[Collected data entries]
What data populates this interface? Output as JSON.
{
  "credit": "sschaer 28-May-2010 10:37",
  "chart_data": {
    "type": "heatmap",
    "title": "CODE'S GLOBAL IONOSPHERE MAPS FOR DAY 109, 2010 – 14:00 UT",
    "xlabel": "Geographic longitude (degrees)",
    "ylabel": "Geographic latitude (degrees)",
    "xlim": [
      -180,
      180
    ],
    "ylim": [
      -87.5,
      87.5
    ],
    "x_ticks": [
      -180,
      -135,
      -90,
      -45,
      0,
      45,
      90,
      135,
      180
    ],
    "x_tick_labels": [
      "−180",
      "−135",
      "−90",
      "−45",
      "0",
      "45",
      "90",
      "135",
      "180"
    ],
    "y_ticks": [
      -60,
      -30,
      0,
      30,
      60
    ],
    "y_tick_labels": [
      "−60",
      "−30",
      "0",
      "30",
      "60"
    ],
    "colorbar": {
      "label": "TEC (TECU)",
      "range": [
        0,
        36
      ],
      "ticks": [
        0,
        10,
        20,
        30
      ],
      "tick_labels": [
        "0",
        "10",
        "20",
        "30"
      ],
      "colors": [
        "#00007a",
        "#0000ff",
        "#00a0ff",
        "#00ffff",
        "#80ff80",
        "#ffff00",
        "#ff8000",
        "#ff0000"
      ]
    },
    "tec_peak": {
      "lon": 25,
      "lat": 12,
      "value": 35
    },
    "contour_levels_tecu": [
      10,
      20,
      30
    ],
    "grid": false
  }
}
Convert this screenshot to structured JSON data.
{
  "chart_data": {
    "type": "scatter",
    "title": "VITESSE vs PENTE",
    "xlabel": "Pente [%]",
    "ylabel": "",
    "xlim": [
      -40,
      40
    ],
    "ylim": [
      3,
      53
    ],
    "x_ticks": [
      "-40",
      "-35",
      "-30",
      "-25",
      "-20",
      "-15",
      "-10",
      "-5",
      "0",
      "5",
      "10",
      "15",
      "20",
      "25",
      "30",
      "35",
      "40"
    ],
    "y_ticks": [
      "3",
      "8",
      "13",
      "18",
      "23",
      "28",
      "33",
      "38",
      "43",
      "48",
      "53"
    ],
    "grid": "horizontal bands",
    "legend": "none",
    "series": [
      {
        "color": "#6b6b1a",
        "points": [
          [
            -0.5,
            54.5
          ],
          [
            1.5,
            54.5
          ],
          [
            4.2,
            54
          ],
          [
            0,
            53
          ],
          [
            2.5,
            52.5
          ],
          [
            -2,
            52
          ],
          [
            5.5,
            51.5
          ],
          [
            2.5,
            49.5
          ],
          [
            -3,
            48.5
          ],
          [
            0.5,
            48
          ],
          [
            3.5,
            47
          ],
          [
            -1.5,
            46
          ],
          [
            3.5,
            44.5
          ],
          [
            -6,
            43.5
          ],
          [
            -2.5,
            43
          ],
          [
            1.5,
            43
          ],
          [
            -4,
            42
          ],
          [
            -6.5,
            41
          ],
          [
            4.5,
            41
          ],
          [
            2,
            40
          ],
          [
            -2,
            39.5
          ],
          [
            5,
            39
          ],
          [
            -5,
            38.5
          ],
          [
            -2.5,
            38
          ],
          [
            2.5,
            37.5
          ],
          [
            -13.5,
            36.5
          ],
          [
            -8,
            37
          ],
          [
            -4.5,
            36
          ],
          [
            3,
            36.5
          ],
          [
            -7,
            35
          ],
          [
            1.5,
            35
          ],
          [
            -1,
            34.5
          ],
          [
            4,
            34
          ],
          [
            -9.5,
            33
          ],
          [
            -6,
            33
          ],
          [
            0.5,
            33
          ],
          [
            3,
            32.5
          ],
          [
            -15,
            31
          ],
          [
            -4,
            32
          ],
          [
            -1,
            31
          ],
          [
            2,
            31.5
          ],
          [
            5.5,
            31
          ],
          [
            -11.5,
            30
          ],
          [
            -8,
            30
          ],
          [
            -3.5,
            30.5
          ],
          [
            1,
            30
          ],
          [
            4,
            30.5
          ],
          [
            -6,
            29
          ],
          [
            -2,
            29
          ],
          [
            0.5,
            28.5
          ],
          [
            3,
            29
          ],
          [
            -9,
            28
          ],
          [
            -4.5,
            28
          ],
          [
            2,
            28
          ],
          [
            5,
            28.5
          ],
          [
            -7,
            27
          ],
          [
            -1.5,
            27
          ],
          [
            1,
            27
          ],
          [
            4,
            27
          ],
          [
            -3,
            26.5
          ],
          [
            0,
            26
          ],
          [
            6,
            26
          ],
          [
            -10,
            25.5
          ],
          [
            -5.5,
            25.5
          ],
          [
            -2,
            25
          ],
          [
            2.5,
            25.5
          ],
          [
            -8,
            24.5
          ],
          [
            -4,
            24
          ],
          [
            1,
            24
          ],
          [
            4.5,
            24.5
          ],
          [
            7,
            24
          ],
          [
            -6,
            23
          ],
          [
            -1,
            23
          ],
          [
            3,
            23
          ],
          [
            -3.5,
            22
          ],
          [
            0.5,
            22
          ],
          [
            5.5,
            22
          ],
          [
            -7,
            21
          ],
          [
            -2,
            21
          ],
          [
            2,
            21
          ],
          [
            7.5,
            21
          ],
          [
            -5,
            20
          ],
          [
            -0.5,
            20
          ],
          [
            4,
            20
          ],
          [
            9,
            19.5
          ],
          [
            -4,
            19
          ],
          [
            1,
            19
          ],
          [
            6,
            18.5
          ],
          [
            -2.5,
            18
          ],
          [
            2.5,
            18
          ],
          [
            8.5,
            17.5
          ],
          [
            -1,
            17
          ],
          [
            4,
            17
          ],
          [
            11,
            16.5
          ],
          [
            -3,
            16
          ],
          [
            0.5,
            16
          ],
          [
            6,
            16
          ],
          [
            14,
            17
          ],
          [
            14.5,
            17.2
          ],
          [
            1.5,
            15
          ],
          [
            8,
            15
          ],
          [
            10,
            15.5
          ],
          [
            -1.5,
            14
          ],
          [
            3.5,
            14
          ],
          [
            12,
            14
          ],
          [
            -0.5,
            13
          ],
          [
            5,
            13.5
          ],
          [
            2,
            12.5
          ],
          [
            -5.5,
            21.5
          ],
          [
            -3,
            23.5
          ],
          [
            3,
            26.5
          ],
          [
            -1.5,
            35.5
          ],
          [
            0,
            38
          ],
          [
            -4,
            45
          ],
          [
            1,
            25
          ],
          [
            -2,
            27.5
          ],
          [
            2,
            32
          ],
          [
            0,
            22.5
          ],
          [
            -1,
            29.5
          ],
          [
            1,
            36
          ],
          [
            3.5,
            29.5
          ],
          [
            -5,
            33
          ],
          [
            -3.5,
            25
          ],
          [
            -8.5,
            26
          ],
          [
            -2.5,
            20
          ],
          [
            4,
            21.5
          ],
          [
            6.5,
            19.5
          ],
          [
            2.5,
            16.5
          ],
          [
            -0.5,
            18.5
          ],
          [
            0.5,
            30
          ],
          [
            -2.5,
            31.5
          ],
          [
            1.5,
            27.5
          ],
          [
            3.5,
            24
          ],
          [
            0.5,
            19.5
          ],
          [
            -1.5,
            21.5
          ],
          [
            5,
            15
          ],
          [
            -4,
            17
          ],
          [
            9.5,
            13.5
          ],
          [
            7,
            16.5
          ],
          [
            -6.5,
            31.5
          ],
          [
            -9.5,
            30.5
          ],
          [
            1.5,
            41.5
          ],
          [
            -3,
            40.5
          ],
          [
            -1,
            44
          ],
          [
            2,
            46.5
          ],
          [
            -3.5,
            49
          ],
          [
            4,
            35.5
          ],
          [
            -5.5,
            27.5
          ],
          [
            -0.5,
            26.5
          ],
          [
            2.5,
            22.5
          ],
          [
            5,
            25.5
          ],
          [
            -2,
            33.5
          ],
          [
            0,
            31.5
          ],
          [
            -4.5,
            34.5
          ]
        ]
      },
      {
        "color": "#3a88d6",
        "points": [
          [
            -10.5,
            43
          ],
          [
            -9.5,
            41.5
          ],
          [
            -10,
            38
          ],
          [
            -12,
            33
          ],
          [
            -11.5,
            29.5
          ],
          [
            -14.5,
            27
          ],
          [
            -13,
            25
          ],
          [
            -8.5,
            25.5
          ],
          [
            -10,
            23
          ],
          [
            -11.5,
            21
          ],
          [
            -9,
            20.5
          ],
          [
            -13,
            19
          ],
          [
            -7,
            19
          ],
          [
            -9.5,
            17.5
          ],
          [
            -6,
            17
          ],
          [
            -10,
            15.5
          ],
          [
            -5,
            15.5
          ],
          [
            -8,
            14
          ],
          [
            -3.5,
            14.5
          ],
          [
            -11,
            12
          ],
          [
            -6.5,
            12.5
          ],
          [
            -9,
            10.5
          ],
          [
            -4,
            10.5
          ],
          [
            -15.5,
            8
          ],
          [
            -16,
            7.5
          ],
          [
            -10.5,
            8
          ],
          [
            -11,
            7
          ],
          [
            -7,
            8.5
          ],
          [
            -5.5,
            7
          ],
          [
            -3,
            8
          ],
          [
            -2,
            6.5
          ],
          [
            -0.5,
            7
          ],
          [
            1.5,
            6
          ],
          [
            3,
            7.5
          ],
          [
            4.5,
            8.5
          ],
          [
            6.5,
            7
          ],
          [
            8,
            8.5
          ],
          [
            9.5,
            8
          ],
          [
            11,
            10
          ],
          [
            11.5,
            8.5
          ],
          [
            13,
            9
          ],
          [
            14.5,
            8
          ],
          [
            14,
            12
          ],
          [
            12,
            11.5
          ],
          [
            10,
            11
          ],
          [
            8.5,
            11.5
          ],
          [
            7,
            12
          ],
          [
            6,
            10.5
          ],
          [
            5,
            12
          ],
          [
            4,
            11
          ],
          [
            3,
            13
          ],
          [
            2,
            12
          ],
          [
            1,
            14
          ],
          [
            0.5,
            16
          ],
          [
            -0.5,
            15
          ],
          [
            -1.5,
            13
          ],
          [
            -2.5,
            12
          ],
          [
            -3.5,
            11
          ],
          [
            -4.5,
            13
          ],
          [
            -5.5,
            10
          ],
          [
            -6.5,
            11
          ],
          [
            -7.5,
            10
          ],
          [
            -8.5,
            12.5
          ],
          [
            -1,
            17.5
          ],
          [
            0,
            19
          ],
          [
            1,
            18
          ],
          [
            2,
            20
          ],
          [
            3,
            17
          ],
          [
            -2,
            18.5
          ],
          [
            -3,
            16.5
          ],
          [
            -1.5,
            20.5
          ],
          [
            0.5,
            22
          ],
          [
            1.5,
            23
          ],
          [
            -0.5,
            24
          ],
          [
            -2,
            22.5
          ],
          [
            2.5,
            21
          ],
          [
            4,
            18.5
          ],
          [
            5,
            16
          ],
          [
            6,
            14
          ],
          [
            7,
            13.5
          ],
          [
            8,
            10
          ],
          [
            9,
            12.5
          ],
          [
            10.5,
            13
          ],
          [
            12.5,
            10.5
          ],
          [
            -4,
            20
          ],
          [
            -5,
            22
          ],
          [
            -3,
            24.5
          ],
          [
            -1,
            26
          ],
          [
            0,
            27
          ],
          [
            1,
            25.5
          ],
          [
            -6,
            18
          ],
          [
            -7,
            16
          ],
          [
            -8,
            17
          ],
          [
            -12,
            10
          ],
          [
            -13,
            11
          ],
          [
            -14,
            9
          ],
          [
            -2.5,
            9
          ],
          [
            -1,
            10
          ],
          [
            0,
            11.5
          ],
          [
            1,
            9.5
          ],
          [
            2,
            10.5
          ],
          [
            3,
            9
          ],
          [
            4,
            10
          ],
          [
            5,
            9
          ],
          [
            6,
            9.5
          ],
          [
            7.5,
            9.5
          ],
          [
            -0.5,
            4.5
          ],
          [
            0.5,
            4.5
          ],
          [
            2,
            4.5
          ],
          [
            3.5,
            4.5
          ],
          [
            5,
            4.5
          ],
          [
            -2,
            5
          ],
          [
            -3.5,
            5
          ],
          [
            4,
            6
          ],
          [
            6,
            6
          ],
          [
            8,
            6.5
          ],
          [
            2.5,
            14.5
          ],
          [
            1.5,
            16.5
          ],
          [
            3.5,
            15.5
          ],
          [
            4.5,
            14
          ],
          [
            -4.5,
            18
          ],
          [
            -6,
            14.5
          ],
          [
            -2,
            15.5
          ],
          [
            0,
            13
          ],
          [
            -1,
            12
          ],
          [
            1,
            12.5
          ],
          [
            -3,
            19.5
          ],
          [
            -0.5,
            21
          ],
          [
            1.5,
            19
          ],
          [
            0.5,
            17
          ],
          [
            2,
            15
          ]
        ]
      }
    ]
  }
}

Instructions to follow: Select the lines in this material that hold the word "JSON", leaving none out.

Response:
What data populates this interface? Output as JSON.
Convert this screenshot to structured JSON data.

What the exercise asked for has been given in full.